● To be done
Gather all lines with the word "path" in them.

● Data for this task
## BEGIN

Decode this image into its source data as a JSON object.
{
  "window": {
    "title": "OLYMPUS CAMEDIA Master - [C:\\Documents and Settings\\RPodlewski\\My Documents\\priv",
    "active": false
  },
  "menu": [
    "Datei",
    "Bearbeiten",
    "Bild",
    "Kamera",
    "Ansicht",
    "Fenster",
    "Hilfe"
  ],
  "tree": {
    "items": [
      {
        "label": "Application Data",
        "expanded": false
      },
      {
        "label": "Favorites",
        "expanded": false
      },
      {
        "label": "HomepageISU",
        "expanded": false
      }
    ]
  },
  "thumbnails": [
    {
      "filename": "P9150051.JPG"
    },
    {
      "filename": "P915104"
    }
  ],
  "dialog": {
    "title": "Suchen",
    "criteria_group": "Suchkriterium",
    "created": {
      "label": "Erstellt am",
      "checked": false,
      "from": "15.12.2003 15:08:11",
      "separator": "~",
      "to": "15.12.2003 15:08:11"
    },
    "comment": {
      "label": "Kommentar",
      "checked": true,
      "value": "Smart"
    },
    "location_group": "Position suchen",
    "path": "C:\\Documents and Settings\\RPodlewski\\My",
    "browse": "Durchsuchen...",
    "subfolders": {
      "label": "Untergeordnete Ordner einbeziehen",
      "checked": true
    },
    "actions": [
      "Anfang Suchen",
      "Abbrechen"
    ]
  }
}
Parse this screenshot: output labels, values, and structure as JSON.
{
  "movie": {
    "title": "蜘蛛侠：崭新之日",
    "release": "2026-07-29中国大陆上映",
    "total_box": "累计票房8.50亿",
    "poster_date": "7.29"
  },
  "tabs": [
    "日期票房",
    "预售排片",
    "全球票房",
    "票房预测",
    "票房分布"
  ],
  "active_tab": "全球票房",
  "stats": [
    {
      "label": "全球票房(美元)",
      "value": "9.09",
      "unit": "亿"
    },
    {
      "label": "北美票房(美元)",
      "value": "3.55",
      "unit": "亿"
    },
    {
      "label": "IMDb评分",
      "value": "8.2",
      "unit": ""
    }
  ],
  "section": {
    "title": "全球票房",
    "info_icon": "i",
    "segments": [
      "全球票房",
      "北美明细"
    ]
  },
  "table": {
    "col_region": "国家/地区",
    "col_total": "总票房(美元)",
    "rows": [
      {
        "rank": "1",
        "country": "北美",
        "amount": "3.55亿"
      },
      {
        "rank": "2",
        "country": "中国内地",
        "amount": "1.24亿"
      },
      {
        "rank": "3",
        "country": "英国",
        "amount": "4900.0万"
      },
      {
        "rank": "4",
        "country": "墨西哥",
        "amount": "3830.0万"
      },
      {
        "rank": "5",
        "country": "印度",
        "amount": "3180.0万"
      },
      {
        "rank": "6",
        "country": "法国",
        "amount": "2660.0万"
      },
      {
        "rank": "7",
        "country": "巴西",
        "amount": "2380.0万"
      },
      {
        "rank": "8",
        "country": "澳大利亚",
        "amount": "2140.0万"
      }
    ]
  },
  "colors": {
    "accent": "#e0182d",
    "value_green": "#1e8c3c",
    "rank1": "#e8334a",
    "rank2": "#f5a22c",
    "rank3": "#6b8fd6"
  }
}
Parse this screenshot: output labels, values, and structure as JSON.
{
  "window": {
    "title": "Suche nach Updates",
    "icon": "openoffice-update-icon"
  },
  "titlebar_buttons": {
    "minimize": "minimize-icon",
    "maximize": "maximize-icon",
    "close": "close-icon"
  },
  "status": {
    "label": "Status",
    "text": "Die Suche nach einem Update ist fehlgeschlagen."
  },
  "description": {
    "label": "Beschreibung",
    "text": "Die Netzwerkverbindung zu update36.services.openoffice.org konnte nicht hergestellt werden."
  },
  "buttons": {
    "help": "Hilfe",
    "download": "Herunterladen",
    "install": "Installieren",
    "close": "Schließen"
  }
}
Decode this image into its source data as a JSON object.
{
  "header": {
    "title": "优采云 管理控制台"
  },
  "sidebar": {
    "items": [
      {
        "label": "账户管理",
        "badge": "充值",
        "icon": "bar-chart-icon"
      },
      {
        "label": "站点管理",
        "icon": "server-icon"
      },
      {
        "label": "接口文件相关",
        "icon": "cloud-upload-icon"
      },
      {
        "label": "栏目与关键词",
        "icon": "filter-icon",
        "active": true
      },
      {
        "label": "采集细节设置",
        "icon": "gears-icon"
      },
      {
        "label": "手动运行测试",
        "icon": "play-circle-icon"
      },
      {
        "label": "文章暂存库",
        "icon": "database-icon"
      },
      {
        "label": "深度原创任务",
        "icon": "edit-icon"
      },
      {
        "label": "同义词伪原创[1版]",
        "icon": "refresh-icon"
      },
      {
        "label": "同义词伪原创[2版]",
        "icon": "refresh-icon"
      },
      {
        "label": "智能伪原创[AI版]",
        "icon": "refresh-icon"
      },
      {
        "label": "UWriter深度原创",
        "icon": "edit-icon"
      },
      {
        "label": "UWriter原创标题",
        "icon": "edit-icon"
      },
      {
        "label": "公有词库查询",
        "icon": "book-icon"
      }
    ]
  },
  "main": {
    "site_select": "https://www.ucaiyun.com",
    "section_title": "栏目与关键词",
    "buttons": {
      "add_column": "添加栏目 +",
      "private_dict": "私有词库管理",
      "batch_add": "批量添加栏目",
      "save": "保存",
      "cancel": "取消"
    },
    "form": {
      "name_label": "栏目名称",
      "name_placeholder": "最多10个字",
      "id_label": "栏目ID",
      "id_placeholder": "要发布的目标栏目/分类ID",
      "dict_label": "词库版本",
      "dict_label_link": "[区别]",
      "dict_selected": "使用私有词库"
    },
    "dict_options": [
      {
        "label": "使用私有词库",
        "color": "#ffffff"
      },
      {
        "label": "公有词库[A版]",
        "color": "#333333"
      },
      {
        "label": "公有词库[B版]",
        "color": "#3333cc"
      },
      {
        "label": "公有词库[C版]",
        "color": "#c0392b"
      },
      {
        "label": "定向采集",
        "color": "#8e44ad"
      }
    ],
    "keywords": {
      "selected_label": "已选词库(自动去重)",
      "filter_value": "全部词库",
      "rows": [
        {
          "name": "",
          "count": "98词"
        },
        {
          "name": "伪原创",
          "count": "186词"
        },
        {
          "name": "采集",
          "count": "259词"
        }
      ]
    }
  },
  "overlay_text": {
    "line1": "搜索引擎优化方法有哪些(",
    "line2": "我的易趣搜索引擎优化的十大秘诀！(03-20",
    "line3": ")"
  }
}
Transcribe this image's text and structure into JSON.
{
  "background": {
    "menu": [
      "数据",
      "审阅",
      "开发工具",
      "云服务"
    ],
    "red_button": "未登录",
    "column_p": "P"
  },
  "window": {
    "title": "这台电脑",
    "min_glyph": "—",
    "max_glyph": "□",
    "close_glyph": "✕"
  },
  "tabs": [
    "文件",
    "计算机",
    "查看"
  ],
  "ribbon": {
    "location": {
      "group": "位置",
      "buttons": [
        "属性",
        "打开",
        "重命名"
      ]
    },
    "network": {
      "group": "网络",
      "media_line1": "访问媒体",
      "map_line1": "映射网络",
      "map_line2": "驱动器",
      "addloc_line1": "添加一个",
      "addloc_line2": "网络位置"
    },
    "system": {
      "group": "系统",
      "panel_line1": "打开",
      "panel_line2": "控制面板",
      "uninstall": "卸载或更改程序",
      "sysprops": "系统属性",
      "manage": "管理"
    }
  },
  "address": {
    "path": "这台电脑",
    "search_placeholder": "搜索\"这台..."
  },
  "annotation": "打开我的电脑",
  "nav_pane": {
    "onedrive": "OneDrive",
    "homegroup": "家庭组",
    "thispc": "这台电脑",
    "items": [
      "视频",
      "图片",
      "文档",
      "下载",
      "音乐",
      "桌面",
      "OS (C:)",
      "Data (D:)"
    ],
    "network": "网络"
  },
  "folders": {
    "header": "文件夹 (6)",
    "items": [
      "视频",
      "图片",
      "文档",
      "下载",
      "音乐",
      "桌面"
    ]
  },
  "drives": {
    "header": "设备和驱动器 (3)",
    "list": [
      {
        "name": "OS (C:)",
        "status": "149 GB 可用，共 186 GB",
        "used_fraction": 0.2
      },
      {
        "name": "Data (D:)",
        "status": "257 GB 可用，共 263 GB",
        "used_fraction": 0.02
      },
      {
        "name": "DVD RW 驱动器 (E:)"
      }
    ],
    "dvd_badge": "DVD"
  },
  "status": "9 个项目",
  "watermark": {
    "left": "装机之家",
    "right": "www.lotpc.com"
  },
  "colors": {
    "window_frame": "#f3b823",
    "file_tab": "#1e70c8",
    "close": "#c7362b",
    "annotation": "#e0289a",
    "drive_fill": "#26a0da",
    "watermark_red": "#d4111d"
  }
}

## END

● Response
    "path": "C:\\Documents and Settings\\RPodlewski\\My",
    "path": "这台电脑",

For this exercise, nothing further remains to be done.